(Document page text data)
=== Begin Enclosure ===

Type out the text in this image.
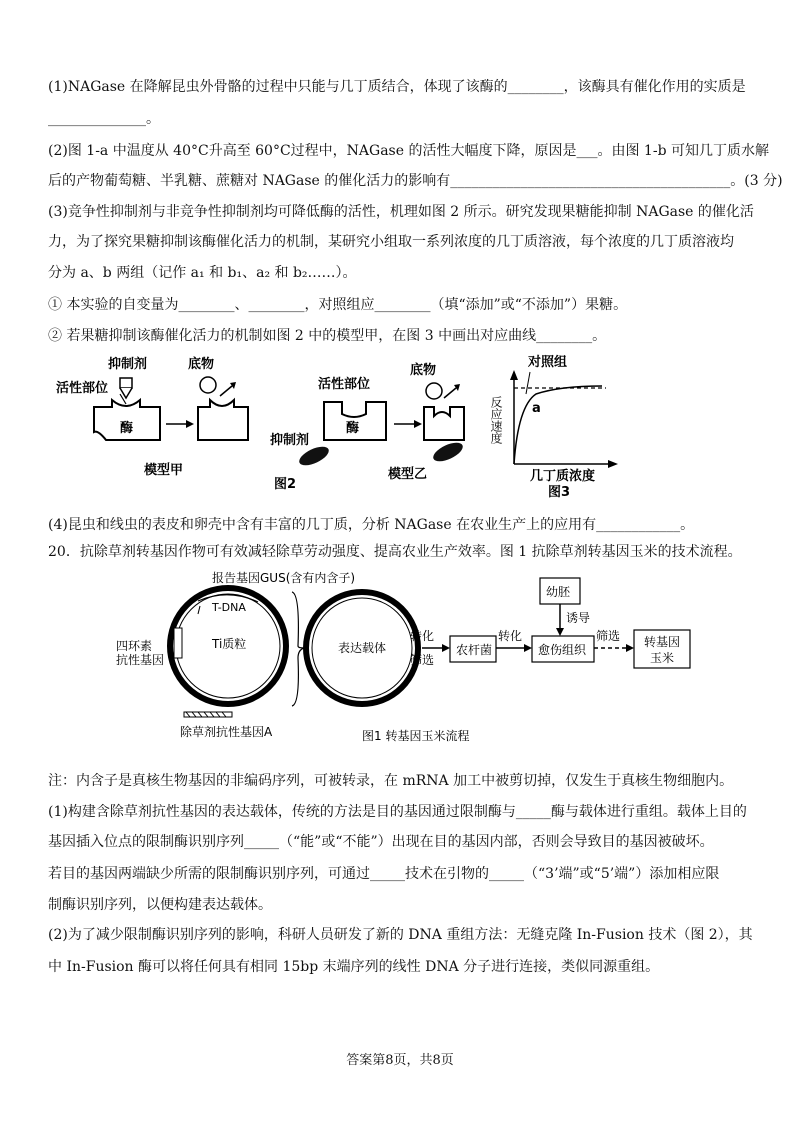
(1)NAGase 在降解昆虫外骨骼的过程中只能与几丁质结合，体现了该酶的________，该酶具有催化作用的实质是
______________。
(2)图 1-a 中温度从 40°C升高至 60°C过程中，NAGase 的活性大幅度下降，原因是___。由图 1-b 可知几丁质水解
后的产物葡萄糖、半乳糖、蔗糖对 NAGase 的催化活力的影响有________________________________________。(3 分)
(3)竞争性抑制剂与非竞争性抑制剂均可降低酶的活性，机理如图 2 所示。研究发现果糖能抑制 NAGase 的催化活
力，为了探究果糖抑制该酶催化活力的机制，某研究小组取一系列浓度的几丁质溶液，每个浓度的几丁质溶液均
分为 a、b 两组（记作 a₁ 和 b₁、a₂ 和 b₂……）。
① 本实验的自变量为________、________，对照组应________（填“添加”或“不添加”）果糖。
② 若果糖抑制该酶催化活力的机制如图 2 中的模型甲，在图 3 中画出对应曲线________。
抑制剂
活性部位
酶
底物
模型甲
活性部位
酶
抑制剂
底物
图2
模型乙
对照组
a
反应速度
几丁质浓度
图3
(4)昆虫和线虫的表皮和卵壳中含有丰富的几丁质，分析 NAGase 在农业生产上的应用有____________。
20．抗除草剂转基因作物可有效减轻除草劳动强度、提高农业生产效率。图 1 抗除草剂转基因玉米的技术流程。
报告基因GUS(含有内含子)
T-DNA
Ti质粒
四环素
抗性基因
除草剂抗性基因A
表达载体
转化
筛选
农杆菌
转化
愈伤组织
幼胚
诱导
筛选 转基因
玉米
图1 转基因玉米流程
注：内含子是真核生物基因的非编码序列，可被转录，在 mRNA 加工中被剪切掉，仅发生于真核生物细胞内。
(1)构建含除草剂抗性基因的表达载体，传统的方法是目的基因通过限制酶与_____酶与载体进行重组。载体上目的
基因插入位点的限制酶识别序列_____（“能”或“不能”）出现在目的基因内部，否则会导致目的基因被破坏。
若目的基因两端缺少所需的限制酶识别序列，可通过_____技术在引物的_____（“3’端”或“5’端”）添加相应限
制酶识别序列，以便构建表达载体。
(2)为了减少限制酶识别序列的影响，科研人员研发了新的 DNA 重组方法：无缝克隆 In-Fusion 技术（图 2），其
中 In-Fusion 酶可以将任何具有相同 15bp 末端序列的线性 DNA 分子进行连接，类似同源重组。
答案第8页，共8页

=== End Enclosure ===

§ Task description:
Output a verbatim copy of the entries and skip the pictures.

§ Solution to the exercise:
Type out the text in this image.
(1)NAGase 在降解昆虫外骨骼的过程中只能与几丁质结合，体现了该酶的________，该酶具有催化作用的实质是
______________。
(2)图 1-a 中温度从 40°C升高至 60°C过程中，NAGase 的活性大幅度下降，原因是___。由图 1-b 可知几丁质水解
后的产物葡萄糖、半乳糖、蔗糖对 NAGase 的催化活力的影响有________________________________________。(3 分)
(3)竞争性抑制剂与非竞争性抑制剂均可降低酶的活性，机理如图 2 所示。研究发现果糖能抑制 NAGase 的催化活
力，为了探究果糖抑制该酶催化活力的机制，某研究小组取一系列浓度的几丁质溶液，每个浓度的几丁质溶液均
分为 a、b 两组（记作 a₁ 和 b₁、a₂ 和 b₂……）。
① 本实验的自变量为________、________，对照组应________（填“添加”或“不添加”）果糖。
② 若果糖抑制该酶催化活力的机制如图 2 中的模型甲，在图 3 中画出对应曲线________。
抑制剂
活性部位
酶
底物
模型甲
活性部位
酶
抑制剂
底物
图2
模型乙
对照组
a
反应速度
几丁质浓度
图3
(4)昆虫和线虫的表皮和卵壳中含有丰富的几丁质，分析 NAGase 在农业生产上的应用有____________。
20．抗除草剂转基因作物可有效减轻除草劳动强度、提高农业生产效率。图 1 抗除草剂转基因玉米的技术流程。
报告基因GUS(含有内含子)
T-DNA
Ti质粒
四环素
抗性基因
除草剂抗性基因A
表达载体
转化
筛选
农杆菌
转化
愈伤组织
幼胚
诱导
筛选 转基因
玉米
图1 转基因玉米流程
注：内含子是真核生物基因的非编码序列，可被转录，在 mRNA 加工中被剪切掉，仅发生于真核生物细胞内。
(1)构建含除草剂抗性基因的表达载体，传统的方法是目的基因通过限制酶与_____酶与载体进行重组。载体上目的
基因插入位点的限制酶识别序列_____（“能”或“不能”）出现在目的基因内部，否则会导致目的基因被破坏。
若目的基因两端缺少所需的限制酶识别序列，可通过_____技术在引物的_____（“3’端”或“5’端”）添加相应限
制酶识别序列，以便构建表达载体。
(2)为了减少限制酶识别序列的影响，科研人员研发了新的 DNA 重组方法：无缝克隆 In-Fusion 技术（图 2），其
中 In-Fusion 酶可以将任何具有相同 15bp 末端序列的线性 DNA 分子进行连接，类似同源重组。
答案第8页，共8页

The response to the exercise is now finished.